(Dataset rows about figures)
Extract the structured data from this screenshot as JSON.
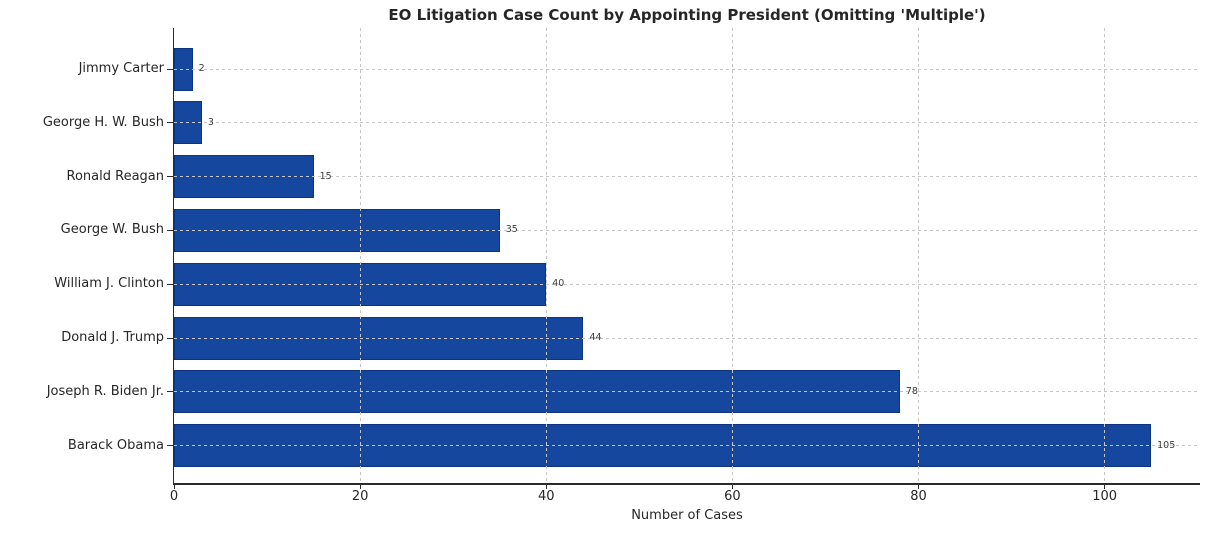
{
  "chart_data": {
    "type": "bar",
    "orientation": "horizontal",
    "title": "EO Litigation Case Count by Appointing President (Omitting 'Multiple')",
    "xlabel": "Number of Cases",
    "ylabel": "",
    "categories": [
      "Jimmy Carter",
      "George H. W. Bush",
      "Ronald Reagan",
      "George W. Bush",
      "William J. Clinton",
      "Donald J. Trump",
      "Joseph R. Biden Jr.",
      "Barack Obama"
    ],
    "values": [
      2,
      3,
      15,
      35,
      40,
      44,
      78,
      105
    ],
    "value_labels": [
      "2",
      "3",
      "15",
      "35",
      "40",
      "44",
      "78",
      "105"
    ],
    "xlim": [
      0,
      110.25
    ],
    "xticks": [
      0,
      20,
      40,
      60,
      80,
      100
    ],
    "grid": true,
    "grid_style": "dashed",
    "legend": "none",
    "colors": {
      "bar_fill": "#15479F",
      "bar_edge": "#0D3480",
      "grid": "#C6C6C6",
      "spine": "#2B2B2B",
      "text": "#262626",
      "value_label": "#3D3D3D",
      "background": "#FFFFFF"
    }
  }
}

* [Written task]:
Copy the records word for word, leaving no picture in the copy.

* [Correct output]:
Extract the structured data from this screenshot as JSON.
{
  "chart_data": {
    "type": "bar",
    "orientation": "horizontal",
    "title": "EO Litigation Case Count by Appointing President (Omitting 'Multiple')",
    "xlabel": "Number of Cases",
    "ylabel": "",
    "categories": [
      "Jimmy Carter",
      "George H. W. Bush",
      "Ronald Reagan",
      "George W. Bush",
      "William J. Clinton",
      "Donald J. Trump",
      "Joseph R. Biden Jr.",
      "Barack Obama"
    ],
    "values": [
      2,
      3,
      15,
      35,
      40,
      44,
      78,
      105
    ],
    "value_labels": [
      "2",
      "3",
      "15",
      "35",
      "40",
      "44",
      "78",
      "105"
    ],
    "xlim": [
      0,
      110.25
    ],
    "xticks": [
      0,
      20,
      40,
      60,
      80,
      100
    ],
    "grid": true,
    "grid_style": "dashed",
    "legend": "none",
    "colors": {
      "bar_fill": "#15479F",
      "bar_edge": "#0D3480",
      "grid": "#C6C6C6",
      "spine": "#2B2B2B",
      "text": "#262626",
      "value_label": "#3D3D3D",
      "background": "#FFFFFF"
    }
  }
}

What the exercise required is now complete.